• REQUIREMENTS: Output only the span of lines that begins at the line containing "Convert this document image to plain text." and ends at the last line of the data, both included, exactly as they appear.

(Collection entries)
☆ ☆ ☆ ☆

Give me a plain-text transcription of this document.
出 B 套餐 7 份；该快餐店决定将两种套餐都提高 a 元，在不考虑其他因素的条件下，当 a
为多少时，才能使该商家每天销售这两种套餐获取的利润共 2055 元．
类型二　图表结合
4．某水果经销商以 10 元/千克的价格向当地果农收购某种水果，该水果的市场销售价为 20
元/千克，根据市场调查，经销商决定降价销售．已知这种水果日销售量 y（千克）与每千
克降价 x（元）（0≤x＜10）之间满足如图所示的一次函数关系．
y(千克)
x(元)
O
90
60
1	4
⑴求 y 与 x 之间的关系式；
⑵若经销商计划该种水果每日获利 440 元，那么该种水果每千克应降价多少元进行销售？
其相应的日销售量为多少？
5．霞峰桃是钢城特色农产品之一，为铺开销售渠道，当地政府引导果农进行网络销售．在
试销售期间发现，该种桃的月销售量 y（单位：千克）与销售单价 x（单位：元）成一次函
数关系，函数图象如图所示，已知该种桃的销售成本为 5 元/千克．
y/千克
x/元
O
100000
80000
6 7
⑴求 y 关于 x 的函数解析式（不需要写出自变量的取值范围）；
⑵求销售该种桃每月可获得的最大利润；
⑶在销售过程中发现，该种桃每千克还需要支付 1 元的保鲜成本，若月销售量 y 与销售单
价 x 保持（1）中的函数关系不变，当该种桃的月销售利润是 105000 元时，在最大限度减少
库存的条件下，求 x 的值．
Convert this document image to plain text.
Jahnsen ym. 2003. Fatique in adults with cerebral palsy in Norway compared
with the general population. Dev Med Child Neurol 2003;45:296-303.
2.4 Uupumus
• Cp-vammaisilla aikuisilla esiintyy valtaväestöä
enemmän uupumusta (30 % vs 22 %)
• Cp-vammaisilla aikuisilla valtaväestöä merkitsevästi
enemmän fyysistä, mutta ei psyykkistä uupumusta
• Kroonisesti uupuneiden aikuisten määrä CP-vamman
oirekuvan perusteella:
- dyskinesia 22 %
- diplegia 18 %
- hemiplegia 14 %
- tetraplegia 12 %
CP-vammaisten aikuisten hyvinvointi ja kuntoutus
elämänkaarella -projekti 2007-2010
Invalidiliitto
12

☆ ☆ ☆ ☆

• ANSWER TO THIS EXERCISE:
Convert this document image to plain text.
Jahnsen ym. 2003. Fatique in adults with cerebral palsy in Norway compared
with the general population. Dev Med Child Neurol 2003;45:296-303.
2.4 Uupumus
• Cp-vammaisilla aikuisilla esiintyy valtaväestöä
enemmän uupumusta (30 % vs 22 %)
• Cp-vammaisilla aikuisilla valtaväestöä merkitsevästi
enemmän fyysistä, mutta ei psyykkistä uupumusta
• Kroonisesti uupuneiden aikuisten määrä CP-vamman
oirekuvan perusteella:
- dyskinesia 22 %
- diplegia 18 %
- hemiplegia 14 %
- tetraplegia 12 %
CP-vammaisten aikuisten hyvinvointi ja kuntoutus
elämänkaarella -projekti 2007-2010
Invalidiliitto
12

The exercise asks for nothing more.